Your task is to tally the lines of the listing containing the word "processing" and report the figure alone.

__________

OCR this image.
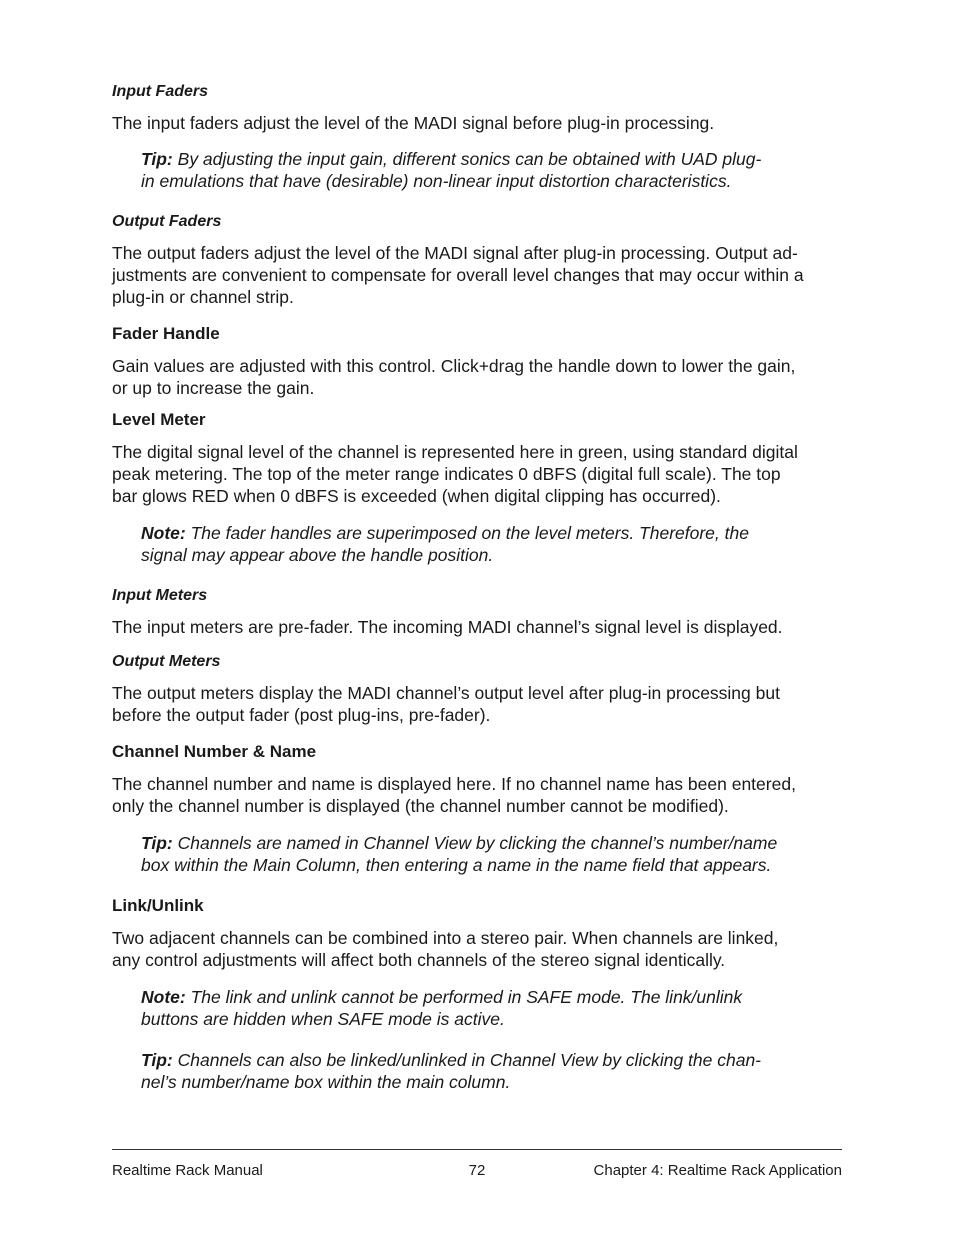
Input Faders
The input faders adjust the level of the MADI signal before plug-in processing.
Tip: By adjusting the input gain, different sonics can be obtained with UAD plug-
in emulations that have (desirable) non-linear input distortion characteristics.
Output Faders
The output faders adjust the level of the MADI signal after plug-in processing. Output ad-
justments are convenient to compensate for overall level changes that may occur within a
plug-in or channel strip.
Fader Handle
Gain values are adjusted with this control. Click+drag the handle down to lower the gain,
or up to increase the gain.
Level Meter
The digital signal level of the channel is represented here in green, using standard digital
peak metering. The top of the meter range indicates 0 dBFS (digital full scale). The top
bar glows RED when 0 dBFS is exceeded (when digital clipping has occurred).
Note: The fader handles are superimposed on the level meters. Therefore, the
signal may appear above the handle position.
Input Meters
The input meters are pre-fader. The incoming MADI channel’s signal level is displayed.
Output Meters
The output meters display the MADI channel’s output level after plug-in processing but
before the output fader (post plug-ins, pre-fader).
Channel Number & Name
The channel number and name is displayed here. If no channel name has been entered,
only the channel number is displayed (the channel number cannot be modified).
Tip: Channels are named in Channel View by clicking the channel’s number/name
box within the Main Column, then entering a name in the name field that appears.
Link/Unlink
Two adjacent channels can be combined into a stereo pair. When channels are linked,
any control adjustments will affect both channels of the stereo signal identically.
Note: The link and unlink cannot be performed in SAFE mode. The link/unlink
buttons are hidden when SAFE mode is active.
Tip: Channels can also be linked/unlinked in Channel View by clicking the chan-
nel’s number/name box within the main column.
Realtime Rack Manual	72	Chapter 4: Realtime Rack Application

__________

◆ The solution:
3